- Task details:
Make an exact copy of the entries, and keep any pictures out of it.

- Recorded data:

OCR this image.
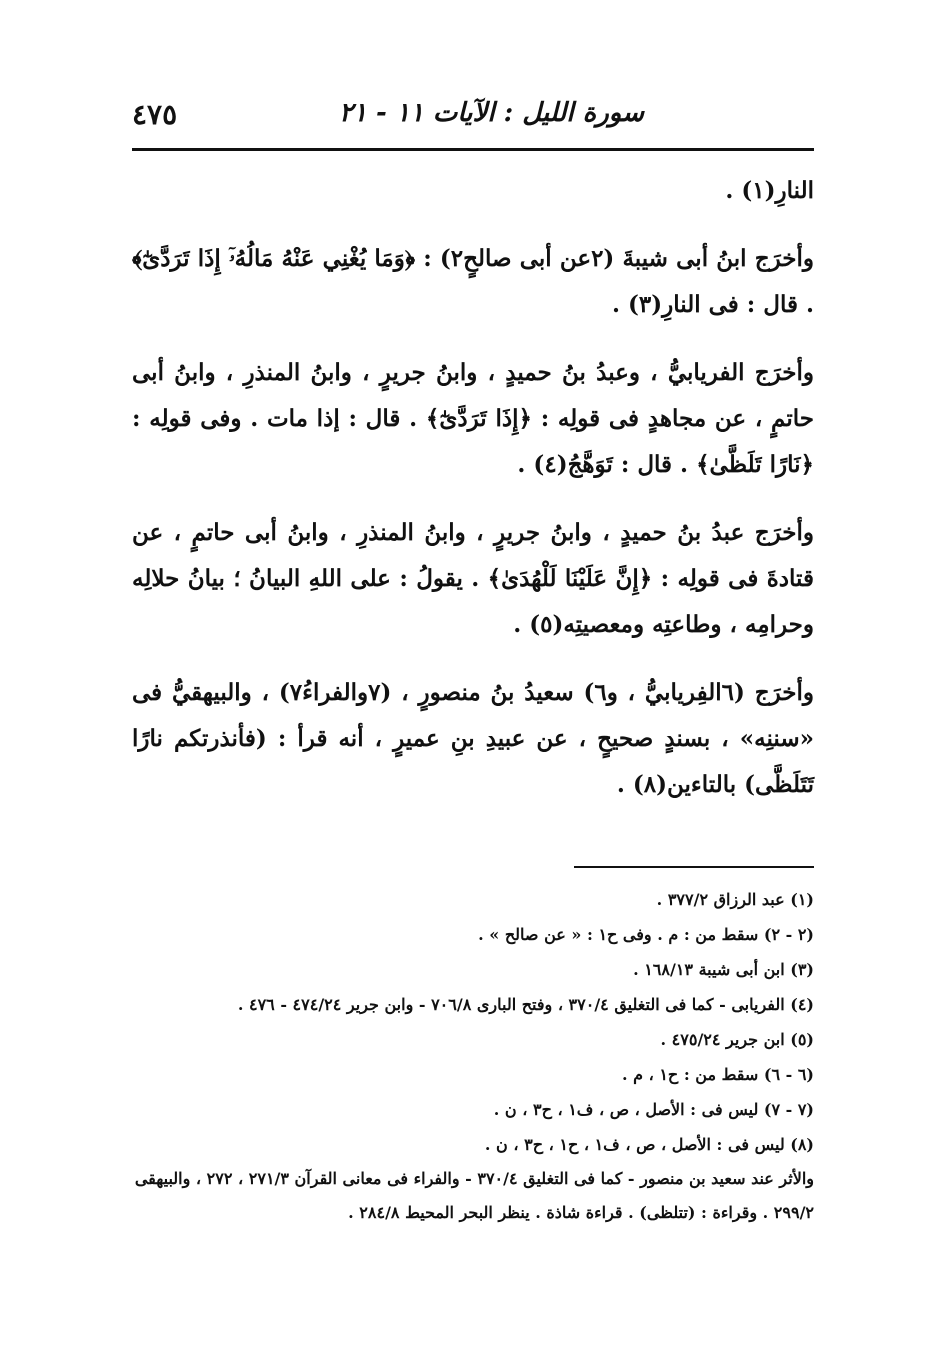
سورة الليل : الآيات ١١ - ٢١
٤٧٥

النارِ(١) .

وأخرَج ابنُ أبى شيبةَ (٢عن أبى صالحٍ٢) : ﴿وَمَا يُغْنِي عَنْهُ مَالُهُۥٓ إِذَا تَرَدَّىٰٓ﴾ . قال : فى النارِ(٣) .

وأخرَج الفريابيُّ ، وعبدُ بنُ حميدٍ ، وابنُ جريرٍ ، وابنُ المنذرِ ، وابنُ أبى حاتمٍ ، عن مجاهدٍ فى قولِه : ﴿إِذَا تَرَدَّىٰٓ﴾ . قال : إذا مات . وفى قولِه : ﴿نَارًا تَلَظَّىٰ﴾ . قال : تَوَهَّجُ(٤) .

وأخرَج عبدُ بنُ حميدٍ ، وابنُ جريرٍ ، وابنُ المنذرِ ، وابنُ أبى حاتمٍ ، عن قتادةَ فى قولِه : ﴿إِنَّ عَلَيْنَا لَلْهُدَىٰ﴾ . يقولُ : على اللهِ البيانُ ؛ بيانُ حلالِه وحرامِه ، وطاعتِه ومعصيتِه(٥) .

وأخرَج (٦الفِريابيُّ ، و٦) سعيدُ بنُ منصورٍ ، (٧والفراءُ٧) ، والبيهقيُّ فى «سننِه» ، بسندٍ صحيحٍ ، عن عبيدِ بنِ عميرٍ ، أنه قرأ : (فأنذرتكم نارًا تَتَلَظَّى) بالتاءين(٨) .

(١) عبد الرزاق ٣٧٧/٢ .

(٢ - ٢) سقط من : م . وفى ح١ : « عن صالح » .

(٣) ابن أبى شيبة ١٦٨/١٣ .

(٤) الفريابى - كما فى التغليق ٣٧٠/٤ ، وفتح البارى ٧٠٦/٨ - وابن جرير ٤٧٤/٢٤ - ٤٧٦ .

(٥) ابن جرير ٤٧٥/٢٤ .

(٦ - ٦) سقط من : ح١ ، م .

(٧ - ٧) ليس فى : الأصل ، ص ، ف١ ، ح٣ ، ن .

(٨) ليس فى : الأصل ، ص ، ف١ ، ح١ ، ح٣ ، ن .

والأثر عند سعيد بن منصور - كما فى التغليق ٣٧٠/٤ - والفراء فى معانى القرآن ٢٧١/٣ ، ٢٧٢ ، والبيهقى ٢٩٩/٢ . وقراءة : (تتلظى) . قراءة شاذة . ينظر البحر المحيط ٢٨٤/٨ .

- In response:
OCR this image.
سورة الليل : الآيات ١١ - ٢١
٤٧٥

النارِ(١) .

وأخرَج ابنُ أبى شيبةَ (٢عن أبى صالحٍ٢) : ﴿وَمَا يُغْنِي عَنْهُ مَالُهُۥٓ إِذَا تَرَدَّىٰٓ﴾ . قال : فى النارِ(٣) .

وأخرَج الفريابيُّ ، وعبدُ بنُ حميدٍ ، وابنُ جريرٍ ، وابنُ المنذرِ ، وابنُ أبى حاتمٍ ، عن مجاهدٍ فى قولِه : ﴿إِذَا تَرَدَّىٰٓ﴾ . قال : إذا مات . وفى قولِه : ﴿نَارًا تَلَظَّىٰ﴾ . قال : تَوَهَّجُ(٤) .

وأخرَج عبدُ بنُ حميدٍ ، وابنُ جريرٍ ، وابنُ المنذرِ ، وابنُ أبى حاتمٍ ، عن قتادةَ فى قولِه : ﴿إِنَّ عَلَيْنَا لَلْهُدَىٰ﴾ . يقولُ : على اللهِ البيانُ ؛ بيانُ حلالِه وحرامِه ، وطاعتِه ومعصيتِه(٥) .

وأخرَج (٦الفِريابيُّ ، و٦) سعيدُ بنُ منصورٍ ، (٧والفراءُ٧) ، والبيهقيُّ فى «سننِه» ، بسندٍ صحيحٍ ، عن عبيدِ بنِ عميرٍ ، أنه قرأ : (فأنذرتكم نارًا تَتَلَظَّى) بالتاءين(٨) .

(١) عبد الرزاق ٣٧٧/٢ .

(٢ - ٢) سقط من : م . وفى ح١ : « عن صالح » .

(٣) ابن أبى شيبة ١٦٨/١٣ .

(٤) الفريابى - كما فى التغليق ٣٧٠/٤ ، وفتح البارى ٧٠٦/٨ - وابن جرير ٤٧٤/٢٤ - ٤٧٦ .

(٥) ابن جرير ٤٧٥/٢٤ .

(٦ - ٦) سقط من : ح١ ، م .

(٧ - ٧) ليس فى : الأصل ، ص ، ف١ ، ح٣ ، ن .

(٨) ليس فى : الأصل ، ص ، ف١ ، ح١ ، ح٣ ، ن .

والأثر عند سعيد بن منصور - كما فى التغليق ٣٧٠/٤ - والفراء فى معانى القرآن ٢٧١/٣ ، ٢٧٢ ، والبيهقى ٢٩٩/٢ . وقراءة : (تتلظى) . قراءة شاذة . ينظر البحر المحيط ٢٨٤/٨ .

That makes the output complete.